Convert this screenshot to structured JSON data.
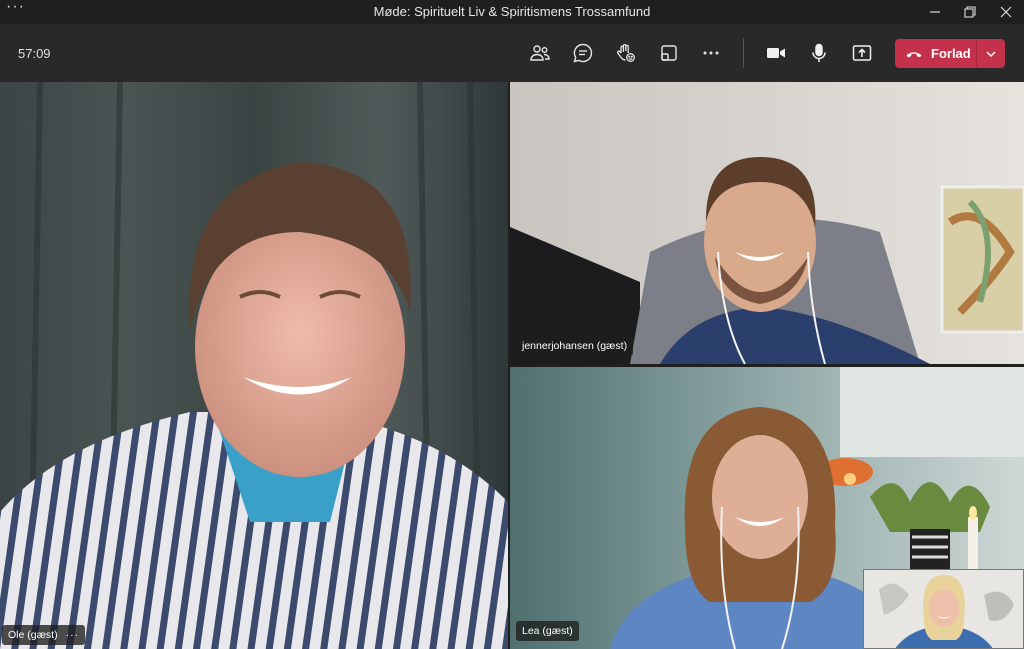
{
  "window": {
    "title": "Møde: Spirituelt Liv & Spiritismens Trossamfund"
  },
  "toolbar": {
    "timer": "57:09",
    "leave_label": "Forlad"
  },
  "participants": [
    {
      "name": "Ole (gæst)"
    },
    {
      "name": "jennerjohansen (gæst)"
    },
    {
      "name": "Lea (gæst)"
    }
  ],
  "colors": {
    "leave": "#c4314b",
    "toolbar": "#292929",
    "titlebar": "#1f1f1f"
  }
}
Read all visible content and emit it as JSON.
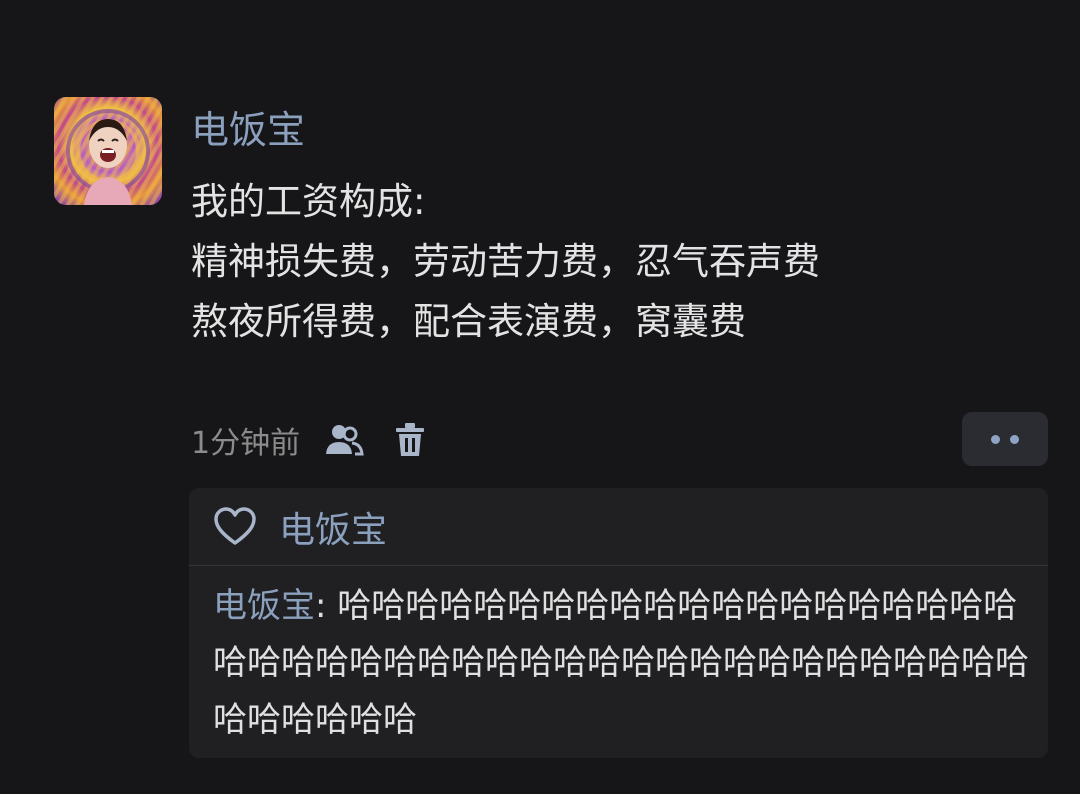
{
  "post": {
    "author": "电饭宝",
    "content_lines": [
      "我的工资构成:",
      "精神损失费，劳动苦力费，忍气吞声费",
      "熬夜所得费，配合表演费，窝囊费"
    ],
    "timestamp": "1分钟前",
    "icons": {
      "visibility": "people-icon",
      "delete": "trash-icon",
      "more": "more-dots-icon"
    }
  },
  "reactions": {
    "like_icon": "heart-outline-icon",
    "likers": "电饭宝"
  },
  "comments": [
    {
      "author": "电饭宝",
      "separator": ": ",
      "text": "哈哈哈哈哈哈哈哈哈哈哈哈哈哈哈哈哈哈哈哈哈哈哈哈哈哈哈哈哈哈哈哈哈哈哈哈哈哈哈哈哈哈哈哈哈哈哈哈哈哈"
    }
  ],
  "colors": {
    "background": "#161618",
    "name_link": "#8aa0bd",
    "text": "#e3e3e3",
    "muted": "#8b8b8b",
    "panel": "#202023",
    "accent_dots": "#8da4c4"
  }
}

####

● **Work required**: Every entry should be returned exactly as written, minus the pictures.

● **Exercise response**:
Convert this screenshot to structured JSON data.
{
  "window": {
    "title": "Møde: Spirituelt Liv & Spiritismens Trossamfund"
  },
  "toolbar": {
    "timer": "57:09",
    "leave_label": "Forlad"
  },
  "participants": [
    {
      "name": "Ole (gæst)"
    },
    {
      "name": "jennerjohansen (gæst)"
    },
    {
      "name": "Lea (gæst)"
    }
  ],
  "colors": {
    "leave": "#c4314b",
    "toolbar": "#292929",
    "titlebar": "#1f1f1f"
  }
}
Read all visible content and emit it as JSON.
{
  "post": {
    "author": "电饭宝",
    "content_lines": [
      "我的工资构成:",
      "精神损失费，劳动苦力费，忍气吞声费",
      "熬夜所得费，配合表演费，窝囊费"
    ],
    "timestamp": "1分钟前",
    "icons": {
      "visibility": "people-icon",
      "delete": "trash-icon",
      "more": "more-dots-icon"
    }
  },
  "reactions": {
    "like_icon": "heart-outline-icon",
    "likers": "电饭宝"
  },
  "comments": [
    {
      "author": "电饭宝",
      "separator": ": ",
      "text": "哈哈哈哈哈哈哈哈哈哈哈哈哈哈哈哈哈哈哈哈哈哈哈哈哈哈哈哈哈哈哈哈哈哈哈哈哈哈哈哈哈哈哈哈哈哈哈哈哈哈"
    }
  ],
  "colors": {
    "background": "#161618",
    "name_link": "#8aa0bd",
    "text": "#e3e3e3",
    "muted": "#8b8b8b",
    "panel": "#202023",
    "accent_dots": "#8da4c4"
  }
}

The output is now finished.